■ **PROBLEM TO SOLVE**
Transcribe each entry shown below with no difference from the original.

■ **DATA FOR PROCESSING**

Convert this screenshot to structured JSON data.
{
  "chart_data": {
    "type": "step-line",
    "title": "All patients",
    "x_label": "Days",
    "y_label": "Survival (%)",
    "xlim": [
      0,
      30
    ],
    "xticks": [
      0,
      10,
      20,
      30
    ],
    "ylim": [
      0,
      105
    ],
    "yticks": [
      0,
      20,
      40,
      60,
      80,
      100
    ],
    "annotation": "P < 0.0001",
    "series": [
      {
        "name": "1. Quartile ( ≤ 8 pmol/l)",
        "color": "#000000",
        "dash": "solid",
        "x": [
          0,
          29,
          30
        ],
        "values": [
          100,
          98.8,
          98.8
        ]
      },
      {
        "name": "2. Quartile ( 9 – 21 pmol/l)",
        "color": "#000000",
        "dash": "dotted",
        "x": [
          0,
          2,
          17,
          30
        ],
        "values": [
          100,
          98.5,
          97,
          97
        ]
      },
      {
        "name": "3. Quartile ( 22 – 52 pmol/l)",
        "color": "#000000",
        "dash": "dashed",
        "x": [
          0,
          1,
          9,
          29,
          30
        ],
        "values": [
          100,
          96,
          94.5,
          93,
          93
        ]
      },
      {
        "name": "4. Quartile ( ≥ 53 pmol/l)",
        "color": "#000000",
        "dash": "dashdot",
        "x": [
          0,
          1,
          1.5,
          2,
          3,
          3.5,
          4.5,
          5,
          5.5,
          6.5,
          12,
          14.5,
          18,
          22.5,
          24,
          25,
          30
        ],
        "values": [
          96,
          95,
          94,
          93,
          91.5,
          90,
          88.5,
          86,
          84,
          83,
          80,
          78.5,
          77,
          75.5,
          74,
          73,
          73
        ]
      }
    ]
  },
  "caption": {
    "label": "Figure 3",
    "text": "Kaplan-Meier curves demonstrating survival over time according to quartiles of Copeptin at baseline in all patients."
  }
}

■ **TASK OUTPUT**
Convert this screenshot to structured JSON data.
{
  "chart_data": {
    "type": "step-line",
    "title": "All patients",
    "x_label": "Days",
    "y_label": "Survival (%)",
    "xlim": [
      0,
      30
    ],
    "xticks": [
      0,
      10,
      20,
      30
    ],
    "ylim": [
      0,
      105
    ],
    "yticks": [
      0,
      20,
      40,
      60,
      80,
      100
    ],
    "annotation": "P < 0.0001",
    "series": [
      {
        "name": "1. Quartile ( ≤ 8 pmol/l)",
        "color": "#000000",
        "dash": "solid",
        "x": [
          0,
          29,
          30
        ],
        "values": [
          100,
          98.8,
          98.8
        ]
      },
      {
        "name": "2. Quartile ( 9 – 21 pmol/l)",
        "color": "#000000",
        "dash": "dotted",
        "x": [
          0,
          2,
          17,
          30
        ],
        "values": [
          100,
          98.5,
          97,
          97
        ]
      },
      {
        "name": "3. Quartile ( 22 – 52 pmol/l)",
        "color": "#000000",
        "dash": "dashed",
        "x": [
          0,
          1,
          9,
          29,
          30
        ],
        "values": [
          100,
          96,
          94.5,
          93,
          93
        ]
      },
      {
        "name": "4. Quartile ( ≥ 53 pmol/l)",
        "color": "#000000",
        "dash": "dashdot",
        "x": [
          0,
          1,
          1.5,
          2,
          3,
          3.5,
          4.5,
          5,
          5.5,
          6.5,
          12,
          14.5,
          18,
          22.5,
          24,
          25,
          30
        ],
        "values": [
          96,
          95,
          94,
          93,
          91.5,
          90,
          88.5,
          86,
          84,
          83,
          80,
          78.5,
          77,
          75.5,
          74,
          73,
          73
        ]
      }
    ]
  },
  "caption": {
    "label": "Figure 3",
    "text": "Kaplan-Meier curves demonstrating survival over time according to quartiles of Copeptin at baseline in all patients."
  }
}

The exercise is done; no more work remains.